• [Goal of the exercise]
Restate the data word for word and leave the images out.

══════════

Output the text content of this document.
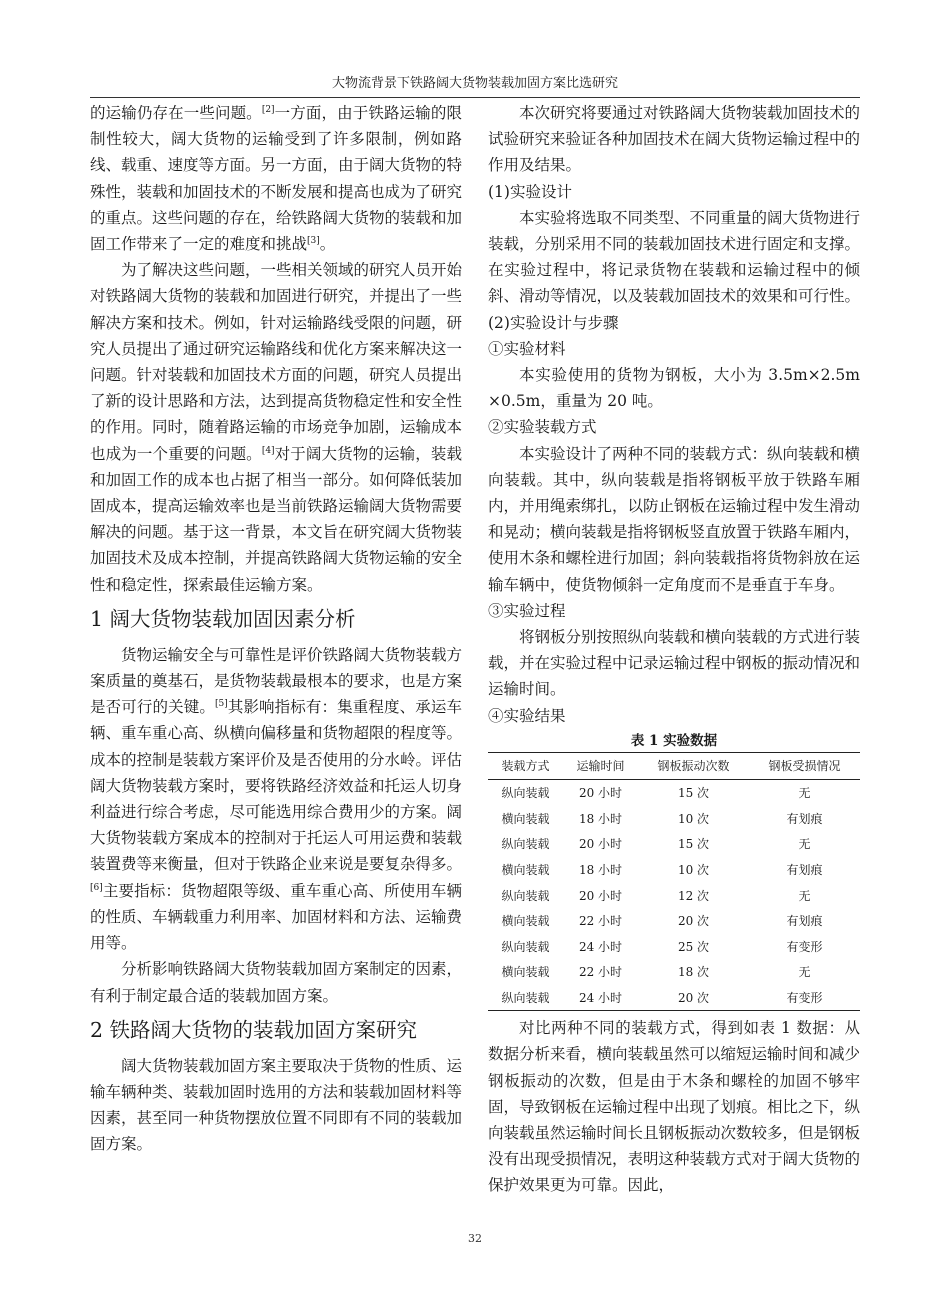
大物流背景下铁路阔大货物装载加固方案比选研究

的运输仍存在一些问题。[2]一方面，由于铁路运输的限制性较大，阔大货物的运输受到了许多限制，例如路线、载重、速度等方面。另一方面，由于阔大货物的特殊性，装载和加固技术的不断发展和提高也成为了研究的重点。这些问题的存在，给铁路阔大货物的装载和加固工作带来了一定的难度和挑战[3]。

为了解决这些问题，一些相关领域的研究人员开始对铁路阔大货物的装载和加固进行研究，并提出了一些解决方案和技术。例如，针对运输路线受限的问题，研究人员提出了通过研究运输路线和优化方案来解决这一问题。针对装载和加固技术方面的问题，研究人员提出了新的设计思路和方法，达到提高货物稳定性和安全性的作用。同时，随着路运输的市场竞争加剧，运输成本也成为一个重要的问题。[4]对于阔大货物的运输，装载和加固工作的成本也占据了相当一部分。如何降低装加固成本，提高运输效率也是当前铁路运输阔大货物需要解决的问题。基于这一背景，本文旨在研究阔大货物装加固技术及成本控制，并提高铁路阔大货物运输的安全性和稳定性，探索最佳运输方案。

1 阔大货物装载加固因素分析

货物运输安全与可靠性是评价铁路阔大货物装载方案质量的奠基石，是货物装载最根本的要求，也是方案是否可行的关键。[5]其影响指标有：集重程度、承运车辆、重车重心高、纵横向偏移量和货物超限的程度等。成本的控制是装载方案评价及是否使用的分水岭。评估阔大货物装载方案时，要将铁路经济效益和托运人切身利益进行综合考虑，尽可能选用综合费用少的方案。阔大货物装载方案成本的控制对于托运人可用运费和装载装置费等来衡量，但对于铁路企业来说是要复杂得多。[6]主要指标：货物超限等级、重车重心高、所使用车辆的性质、车辆载重力利用率、加固材料和方法、运输费用等。

分析影响铁路阔大货物装载加固方案制定的因素，有利于制定最合适的装载加固方案。

2 铁路阔大货物的装载加固方案研究

阔大货物装载加固方案主要取决于货物的性质、运输车辆种类、装载加固时选用的方法和装载加固材料等因素，甚至同一种货物摆放位置不同即有不同的装载加固方案。

本次研究将要通过对铁路阔大货物装载加固技术的试验研究来验证各种加固技术在阔大货物运输过程中的作用及结果。

(1)实验设计

本实验将选取不同类型、不同重量的阔大货物进行装载，分别采用不同的装载加固技术进行固定和支撑。在实验过程中，将记录货物在装载和运输过程中的倾斜、滑动等情况，以及装载加固技术的效果和可行性。

(2)实验设计与步骤

①实验材料

本实验使用的货物为钢板，大小为 3.5m×2.5m ×0.5m，重量为 20 吨。

②实验装载方式

本实验设计了两种不同的装载方式：纵向装载和横向装载。其中，纵向装载是指将钢板平放于铁路车厢内，并用绳索绑扎，以防止钢板在运输过程中发生滑动和晃动；横向装载是指将钢板竖直放置于铁路车厢内，使用木条和螺栓进行加固；斜向装载指将货物斜放在运输车辆中，使货物倾斜一定角度而不是垂直于车身。

③实验过程

将钢板分别按照纵向装载和横向装载的方式进行装载，并在实验过程中记录运输过程中钢板的振动情况和运输时间。

④实验结果

表 1 实验数据
装载方式	运输时间	钢板振动次数	钢板受损情况
纵向装载	20 小时	15 次	无
横向装载	18 小时	10 次	有划痕
纵向装载	20 小时	15 次	无
横向装载	18 小时	10 次	有划痕
纵向装载	20 小时	12 次	无
横向装载	22 小时	20 次	有划痕
纵向装载	24 小时	25 次	有变形
横向装载	22 小时	18 次	无
纵向装载	24 小时	20 次	有变形

对比两种不同的装载方式，得到如表 1 数据：从数据分析来看，横向装载虽然可以缩短运输时间和减少钢板振动的次数，但是由于木条和螺栓的加固不够牢固，导致钢板在运输过程中出现了划痕。相比之下，纵向装载虽然运输时间长且钢板振动次数较多，但是钢板没有出现受损情况，表明这种装载方式对于阔大货物的保护效果更为可靠。因此，

32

══════════

• [Problem solution]
Output the text content of this document.
大物流背景下铁路阔大货物装载加固方案比选研究

的运输仍存在一些问题。[2]一方面，由于铁路运输的限制性较大，阔大货物的运输受到了许多限制，例如路线、载重、速度等方面。另一方面，由于阔大货物的特殊性，装载和加固技术的不断发展和提高也成为了研究的重点。这些问题的存在，给铁路阔大货物的装载和加固工作带来了一定的难度和挑战[3]。

为了解决这些问题，一些相关领域的研究人员开始对铁路阔大货物的装载和加固进行研究，并提出了一些解决方案和技术。例如，针对运输路线受限的问题，研究人员提出了通过研究运输路线和优化方案来解决这一问题。针对装载和加固技术方面的问题，研究人员提出了新的设计思路和方法，达到提高货物稳定性和安全性的作用。同时，随着路运输的市场竞争加剧，运输成本也成为一个重要的问题。[4]对于阔大货物的运输，装载和加固工作的成本也占据了相当一部分。如何降低装加固成本，提高运输效率也是当前铁路运输阔大货物需要解决的问题。基于这一背景，本文旨在研究阔大货物装加固技术及成本控制，并提高铁路阔大货物运输的安全性和稳定性，探索最佳运输方案。

1 阔大货物装载加固因素分析

货物运输安全与可靠性是评价铁路阔大货物装载方案质量的奠基石，是货物装载最根本的要求，也是方案是否可行的关键。[5]其影响指标有：集重程度、承运车辆、重车重心高、纵横向偏移量和货物超限的程度等。成本的控制是装载方案评价及是否使用的分水岭。评估阔大货物装载方案时，要将铁路经济效益和托运人切身利益进行综合考虑，尽可能选用综合费用少的方案。阔大货物装载方案成本的控制对于托运人可用运费和装载装置费等来衡量，但对于铁路企业来说是要复杂得多。[6]主要指标：货物超限等级、重车重心高、所使用车辆的性质、车辆载重力利用率、加固材料和方法、运输费用等。

分析影响铁路阔大货物装载加固方案制定的因素，有利于制定最合适的装载加固方案。

2 铁路阔大货物的装载加固方案研究

阔大货物装载加固方案主要取决于货物的性质、运输车辆种类、装载加固时选用的方法和装载加固材料等因素，甚至同一种货物摆放位置不同即有不同的装载加固方案。

本次研究将要通过对铁路阔大货物装载加固技术的试验研究来验证各种加固技术在阔大货物运输过程中的作用及结果。

(1)实验设计

本实验将选取不同类型、不同重量的阔大货物进行装载，分别采用不同的装载加固技术进行固定和支撑。在实验过程中，将记录货物在装载和运输过程中的倾斜、滑动等情况，以及装载加固技术的效果和可行性。

(2)实验设计与步骤

①实验材料

本实验使用的货物为钢板，大小为 3.5m×2.5m ×0.5m，重量为 20 吨。

②实验装载方式

本实验设计了两种不同的装载方式：纵向装载和横向装载。其中，纵向装载是指将钢板平放于铁路车厢内，并用绳索绑扎，以防止钢板在运输过程中发生滑动和晃动；横向装载是指将钢板竖直放置于铁路车厢内，使用木条和螺栓进行加固；斜向装载指将货物斜放在运输车辆中，使货物倾斜一定角度而不是垂直于车身。

③实验过程

将钢板分别按照纵向装载和横向装载的方式进行装载，并在实验过程中记录运输过程中钢板的振动情况和运输时间。

④实验结果

表 1 实验数据
装载方式	运输时间	钢板振动次数	钢板受损情况
纵向装载	20 小时	15 次	无
横向装载	18 小时	10 次	有划痕
纵向装载	20 小时	15 次	无
横向装载	18 小时	10 次	有划痕
纵向装载	20 小时	12 次	无
横向装载	22 小时	20 次	有划痕
纵向装载	24 小时	25 次	有变形
横向装载	22 小时	18 次	无
纵向装载	24 小时	20 次	有变形

对比两种不同的装载方式，得到如表 1 数据：从数据分析来看，横向装载虽然可以缩短运输时间和减少钢板振动的次数，但是由于木条和螺栓的加固不够牢固，导致钢板在运输过程中出现了划痕。相比之下，纵向装载虽然运输时间长且钢板振动次数较多，但是钢板没有出现受损情况，表明这种装载方式对于阔大货物的保护效果更为可靠。因此，

32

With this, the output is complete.